> SHORT TASK: Find the string "Rectangle" in the data, then copy every line where it is found.

> ENTRIES PROVIDED:
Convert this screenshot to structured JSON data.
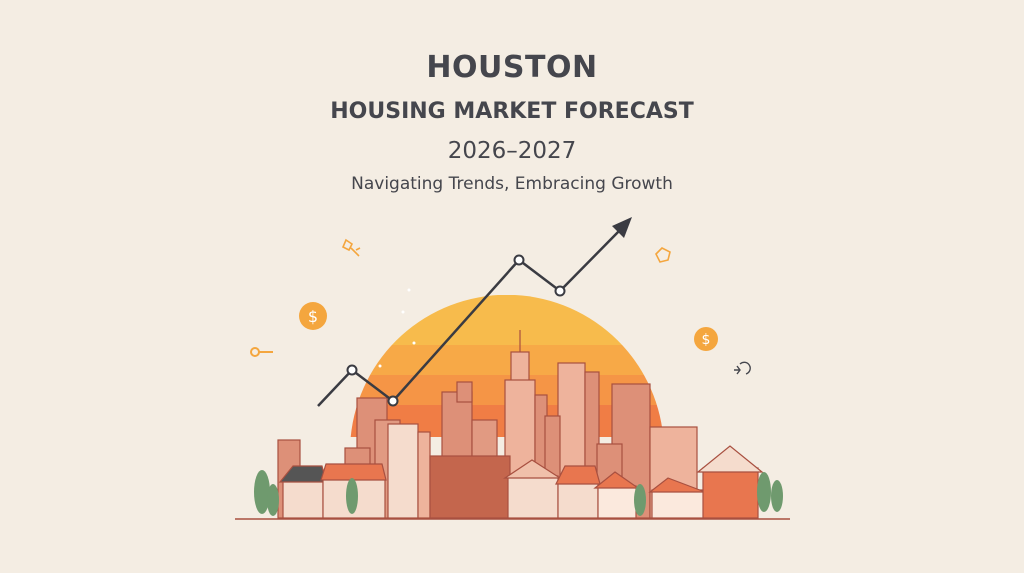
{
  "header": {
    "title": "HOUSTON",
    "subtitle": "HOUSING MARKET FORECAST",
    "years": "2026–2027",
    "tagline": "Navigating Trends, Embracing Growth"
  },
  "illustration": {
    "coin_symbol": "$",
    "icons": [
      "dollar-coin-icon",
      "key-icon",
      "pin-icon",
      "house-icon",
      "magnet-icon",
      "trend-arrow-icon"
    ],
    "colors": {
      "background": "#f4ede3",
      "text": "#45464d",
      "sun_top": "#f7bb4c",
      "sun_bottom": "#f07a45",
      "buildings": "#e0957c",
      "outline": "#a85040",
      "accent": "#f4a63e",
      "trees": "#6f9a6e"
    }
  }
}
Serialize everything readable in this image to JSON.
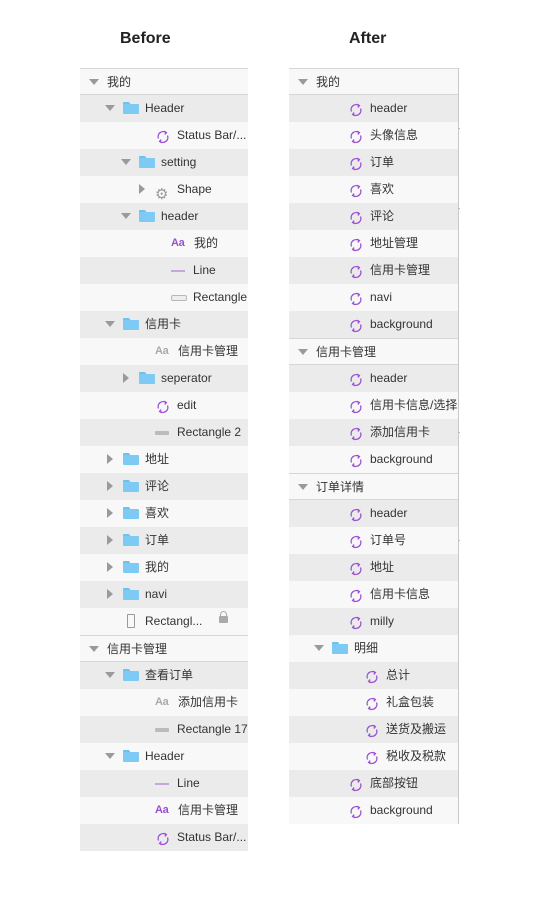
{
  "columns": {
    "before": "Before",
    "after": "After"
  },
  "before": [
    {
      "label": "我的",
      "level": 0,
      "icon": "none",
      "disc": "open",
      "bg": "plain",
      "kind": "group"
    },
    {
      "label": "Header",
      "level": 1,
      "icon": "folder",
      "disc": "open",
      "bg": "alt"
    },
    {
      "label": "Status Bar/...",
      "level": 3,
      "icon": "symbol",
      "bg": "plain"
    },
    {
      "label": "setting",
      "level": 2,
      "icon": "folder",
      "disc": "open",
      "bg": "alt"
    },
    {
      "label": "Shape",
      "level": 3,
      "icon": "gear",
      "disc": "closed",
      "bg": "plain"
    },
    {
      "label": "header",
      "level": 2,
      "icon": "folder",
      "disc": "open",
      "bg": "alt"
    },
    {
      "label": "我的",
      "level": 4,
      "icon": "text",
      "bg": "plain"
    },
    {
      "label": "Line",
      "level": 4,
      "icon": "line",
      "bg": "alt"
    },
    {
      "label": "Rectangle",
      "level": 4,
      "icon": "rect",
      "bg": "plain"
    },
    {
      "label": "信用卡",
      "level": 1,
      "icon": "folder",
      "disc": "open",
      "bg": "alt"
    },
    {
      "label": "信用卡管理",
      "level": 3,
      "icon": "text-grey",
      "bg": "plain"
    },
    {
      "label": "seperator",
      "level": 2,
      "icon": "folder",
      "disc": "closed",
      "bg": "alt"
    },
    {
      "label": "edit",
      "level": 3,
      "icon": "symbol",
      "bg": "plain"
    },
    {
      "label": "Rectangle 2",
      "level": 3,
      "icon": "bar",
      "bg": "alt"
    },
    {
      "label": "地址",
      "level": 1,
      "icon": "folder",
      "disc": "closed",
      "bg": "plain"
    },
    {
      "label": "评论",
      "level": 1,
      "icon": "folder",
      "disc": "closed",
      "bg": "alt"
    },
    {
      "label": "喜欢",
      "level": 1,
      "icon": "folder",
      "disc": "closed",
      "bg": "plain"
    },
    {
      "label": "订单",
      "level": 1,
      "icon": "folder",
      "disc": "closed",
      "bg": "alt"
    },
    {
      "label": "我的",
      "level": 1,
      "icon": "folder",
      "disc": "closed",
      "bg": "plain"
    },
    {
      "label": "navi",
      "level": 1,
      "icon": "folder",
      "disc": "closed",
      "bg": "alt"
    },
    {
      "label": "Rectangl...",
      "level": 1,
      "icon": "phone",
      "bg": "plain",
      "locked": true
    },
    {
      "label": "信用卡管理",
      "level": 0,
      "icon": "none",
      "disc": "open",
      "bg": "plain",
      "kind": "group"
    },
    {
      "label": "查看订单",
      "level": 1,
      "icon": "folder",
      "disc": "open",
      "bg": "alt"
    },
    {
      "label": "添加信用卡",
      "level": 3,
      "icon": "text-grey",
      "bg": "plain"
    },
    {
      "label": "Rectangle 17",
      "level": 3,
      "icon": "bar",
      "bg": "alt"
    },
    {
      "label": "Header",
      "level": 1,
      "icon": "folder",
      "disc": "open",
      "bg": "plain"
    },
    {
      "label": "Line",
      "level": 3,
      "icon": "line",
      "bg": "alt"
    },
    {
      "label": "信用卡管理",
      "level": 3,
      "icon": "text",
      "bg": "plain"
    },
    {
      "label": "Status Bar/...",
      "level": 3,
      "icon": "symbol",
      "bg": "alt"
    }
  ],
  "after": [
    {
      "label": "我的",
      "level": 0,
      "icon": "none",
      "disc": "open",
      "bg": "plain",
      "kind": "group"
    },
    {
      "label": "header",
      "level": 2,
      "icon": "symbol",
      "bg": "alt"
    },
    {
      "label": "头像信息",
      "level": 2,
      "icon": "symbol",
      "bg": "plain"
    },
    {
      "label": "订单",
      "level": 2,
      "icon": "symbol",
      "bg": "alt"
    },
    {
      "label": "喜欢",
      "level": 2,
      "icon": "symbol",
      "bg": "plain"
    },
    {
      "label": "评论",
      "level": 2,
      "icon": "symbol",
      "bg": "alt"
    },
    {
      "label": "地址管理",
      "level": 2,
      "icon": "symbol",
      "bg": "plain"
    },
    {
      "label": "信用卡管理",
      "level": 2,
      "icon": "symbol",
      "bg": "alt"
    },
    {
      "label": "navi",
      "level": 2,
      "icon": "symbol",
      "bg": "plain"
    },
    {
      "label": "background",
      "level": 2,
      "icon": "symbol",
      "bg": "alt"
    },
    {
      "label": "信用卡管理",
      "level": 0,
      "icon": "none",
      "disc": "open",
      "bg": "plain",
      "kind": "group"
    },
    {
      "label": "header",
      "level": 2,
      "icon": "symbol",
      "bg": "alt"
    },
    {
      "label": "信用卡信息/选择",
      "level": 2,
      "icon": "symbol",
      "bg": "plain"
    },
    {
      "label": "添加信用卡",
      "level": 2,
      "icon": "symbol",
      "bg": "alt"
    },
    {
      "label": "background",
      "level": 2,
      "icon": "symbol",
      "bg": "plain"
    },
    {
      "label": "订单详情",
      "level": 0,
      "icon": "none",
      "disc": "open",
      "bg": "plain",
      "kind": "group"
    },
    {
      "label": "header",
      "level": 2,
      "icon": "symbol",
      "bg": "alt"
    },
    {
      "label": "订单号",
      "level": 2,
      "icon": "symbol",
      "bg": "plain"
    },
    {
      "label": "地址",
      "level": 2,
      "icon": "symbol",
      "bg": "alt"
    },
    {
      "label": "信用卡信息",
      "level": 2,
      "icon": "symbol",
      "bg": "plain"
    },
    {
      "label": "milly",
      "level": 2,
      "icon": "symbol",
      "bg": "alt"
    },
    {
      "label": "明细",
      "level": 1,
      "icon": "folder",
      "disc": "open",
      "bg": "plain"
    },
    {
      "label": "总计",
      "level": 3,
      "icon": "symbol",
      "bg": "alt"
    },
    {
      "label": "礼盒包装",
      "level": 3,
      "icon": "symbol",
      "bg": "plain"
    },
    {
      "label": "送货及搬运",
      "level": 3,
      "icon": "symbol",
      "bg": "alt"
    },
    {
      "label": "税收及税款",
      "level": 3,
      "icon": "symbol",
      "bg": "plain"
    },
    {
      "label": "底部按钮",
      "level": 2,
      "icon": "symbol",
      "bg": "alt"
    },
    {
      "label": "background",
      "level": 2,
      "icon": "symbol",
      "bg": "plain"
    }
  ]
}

--

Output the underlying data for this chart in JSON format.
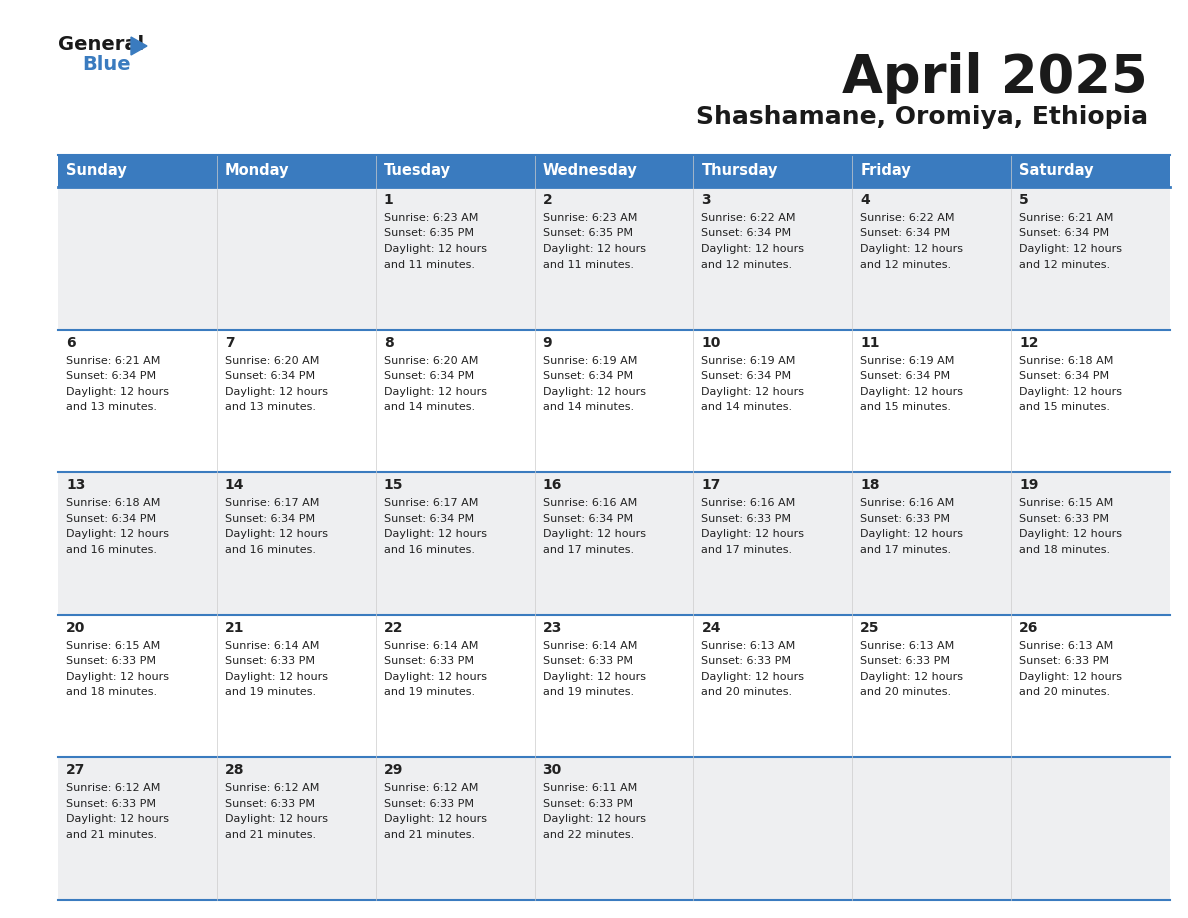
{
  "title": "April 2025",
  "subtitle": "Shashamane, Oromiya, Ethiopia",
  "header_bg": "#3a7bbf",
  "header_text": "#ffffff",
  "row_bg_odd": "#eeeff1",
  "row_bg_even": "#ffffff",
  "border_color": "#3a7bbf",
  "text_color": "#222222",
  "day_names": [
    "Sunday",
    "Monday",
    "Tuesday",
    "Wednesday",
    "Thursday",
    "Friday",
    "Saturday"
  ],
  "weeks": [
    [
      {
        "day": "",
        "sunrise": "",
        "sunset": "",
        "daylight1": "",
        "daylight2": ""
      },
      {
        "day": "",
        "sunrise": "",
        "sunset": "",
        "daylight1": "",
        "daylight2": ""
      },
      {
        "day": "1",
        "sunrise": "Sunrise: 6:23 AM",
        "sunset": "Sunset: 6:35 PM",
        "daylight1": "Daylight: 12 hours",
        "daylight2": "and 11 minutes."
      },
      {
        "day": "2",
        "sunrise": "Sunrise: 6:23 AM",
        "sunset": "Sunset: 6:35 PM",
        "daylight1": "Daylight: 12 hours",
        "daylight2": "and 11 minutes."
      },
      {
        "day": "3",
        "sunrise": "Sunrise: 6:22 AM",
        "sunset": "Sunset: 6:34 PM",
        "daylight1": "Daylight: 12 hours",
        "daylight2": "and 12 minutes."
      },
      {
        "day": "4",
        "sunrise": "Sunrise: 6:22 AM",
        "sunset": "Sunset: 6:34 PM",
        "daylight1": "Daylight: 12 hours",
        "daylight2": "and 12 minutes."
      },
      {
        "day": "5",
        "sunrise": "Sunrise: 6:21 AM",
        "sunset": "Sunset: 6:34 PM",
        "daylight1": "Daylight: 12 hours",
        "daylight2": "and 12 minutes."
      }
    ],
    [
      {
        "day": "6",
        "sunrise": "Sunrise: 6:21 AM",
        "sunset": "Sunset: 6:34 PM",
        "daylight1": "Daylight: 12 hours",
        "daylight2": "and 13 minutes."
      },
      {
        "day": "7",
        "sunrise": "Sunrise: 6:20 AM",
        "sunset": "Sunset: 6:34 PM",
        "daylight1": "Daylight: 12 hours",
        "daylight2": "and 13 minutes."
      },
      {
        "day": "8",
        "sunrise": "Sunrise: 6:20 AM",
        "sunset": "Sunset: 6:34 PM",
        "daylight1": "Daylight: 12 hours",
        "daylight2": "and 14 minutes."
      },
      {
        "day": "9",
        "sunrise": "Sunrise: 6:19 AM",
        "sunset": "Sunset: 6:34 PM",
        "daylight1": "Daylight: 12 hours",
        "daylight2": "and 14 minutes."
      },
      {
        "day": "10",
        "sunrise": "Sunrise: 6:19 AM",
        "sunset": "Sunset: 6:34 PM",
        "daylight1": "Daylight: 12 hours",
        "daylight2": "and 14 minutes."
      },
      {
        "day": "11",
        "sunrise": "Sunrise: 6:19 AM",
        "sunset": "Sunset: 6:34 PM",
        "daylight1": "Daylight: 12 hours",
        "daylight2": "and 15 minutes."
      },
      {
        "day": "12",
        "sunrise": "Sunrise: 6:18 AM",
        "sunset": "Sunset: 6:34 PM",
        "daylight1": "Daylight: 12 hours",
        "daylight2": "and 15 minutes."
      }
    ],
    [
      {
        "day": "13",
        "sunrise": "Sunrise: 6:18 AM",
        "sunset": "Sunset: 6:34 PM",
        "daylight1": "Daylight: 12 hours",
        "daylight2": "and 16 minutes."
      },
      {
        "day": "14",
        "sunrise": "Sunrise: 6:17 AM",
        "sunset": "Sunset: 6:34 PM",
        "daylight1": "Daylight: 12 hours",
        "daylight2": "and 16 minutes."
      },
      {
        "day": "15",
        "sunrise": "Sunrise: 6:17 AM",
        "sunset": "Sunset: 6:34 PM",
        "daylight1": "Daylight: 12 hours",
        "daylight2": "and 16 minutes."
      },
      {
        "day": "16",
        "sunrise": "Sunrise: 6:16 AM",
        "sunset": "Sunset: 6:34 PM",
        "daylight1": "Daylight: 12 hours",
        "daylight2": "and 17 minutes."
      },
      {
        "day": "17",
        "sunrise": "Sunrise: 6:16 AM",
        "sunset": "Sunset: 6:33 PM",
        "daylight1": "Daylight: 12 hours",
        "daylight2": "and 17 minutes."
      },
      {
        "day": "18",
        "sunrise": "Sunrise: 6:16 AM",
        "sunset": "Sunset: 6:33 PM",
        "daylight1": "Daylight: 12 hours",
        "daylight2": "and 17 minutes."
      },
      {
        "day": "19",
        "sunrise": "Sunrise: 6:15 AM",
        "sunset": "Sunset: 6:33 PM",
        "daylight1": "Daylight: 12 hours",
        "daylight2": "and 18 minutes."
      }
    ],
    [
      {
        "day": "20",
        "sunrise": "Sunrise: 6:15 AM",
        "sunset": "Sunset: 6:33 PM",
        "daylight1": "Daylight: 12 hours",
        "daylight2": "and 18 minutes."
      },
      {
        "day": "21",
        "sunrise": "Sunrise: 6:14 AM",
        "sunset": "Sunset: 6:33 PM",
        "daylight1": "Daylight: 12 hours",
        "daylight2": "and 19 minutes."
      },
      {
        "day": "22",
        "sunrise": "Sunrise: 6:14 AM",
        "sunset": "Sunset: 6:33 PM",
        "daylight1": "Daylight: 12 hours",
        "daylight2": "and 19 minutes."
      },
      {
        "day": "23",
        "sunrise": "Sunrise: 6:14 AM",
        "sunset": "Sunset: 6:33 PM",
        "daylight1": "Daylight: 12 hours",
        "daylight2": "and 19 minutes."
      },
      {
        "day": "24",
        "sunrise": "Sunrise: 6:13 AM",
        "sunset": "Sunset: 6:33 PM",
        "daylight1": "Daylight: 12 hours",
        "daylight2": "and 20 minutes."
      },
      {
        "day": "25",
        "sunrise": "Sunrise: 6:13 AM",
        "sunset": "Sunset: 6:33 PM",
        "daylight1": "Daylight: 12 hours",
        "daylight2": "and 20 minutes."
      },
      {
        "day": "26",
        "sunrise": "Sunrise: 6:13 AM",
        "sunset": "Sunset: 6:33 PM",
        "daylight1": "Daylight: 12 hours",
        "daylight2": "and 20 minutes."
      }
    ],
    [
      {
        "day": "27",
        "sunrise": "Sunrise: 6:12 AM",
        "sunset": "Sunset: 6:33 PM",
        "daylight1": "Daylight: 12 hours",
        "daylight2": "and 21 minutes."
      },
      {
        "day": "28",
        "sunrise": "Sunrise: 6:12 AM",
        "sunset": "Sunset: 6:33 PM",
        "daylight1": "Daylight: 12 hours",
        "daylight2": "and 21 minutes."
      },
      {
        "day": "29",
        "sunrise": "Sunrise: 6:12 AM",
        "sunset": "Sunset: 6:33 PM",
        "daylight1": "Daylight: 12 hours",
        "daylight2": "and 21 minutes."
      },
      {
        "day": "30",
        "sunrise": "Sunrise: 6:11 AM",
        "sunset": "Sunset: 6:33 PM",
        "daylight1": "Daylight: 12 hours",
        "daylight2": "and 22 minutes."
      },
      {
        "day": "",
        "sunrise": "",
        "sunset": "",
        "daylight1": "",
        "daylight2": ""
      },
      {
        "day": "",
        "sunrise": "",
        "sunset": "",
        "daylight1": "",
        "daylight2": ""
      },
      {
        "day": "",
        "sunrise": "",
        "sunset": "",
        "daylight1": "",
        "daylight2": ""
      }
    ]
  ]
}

> TASK RESULT:
      "label": "Rectangle",
      "label": "Rectangle 2",
      "label": "Rectangle 17",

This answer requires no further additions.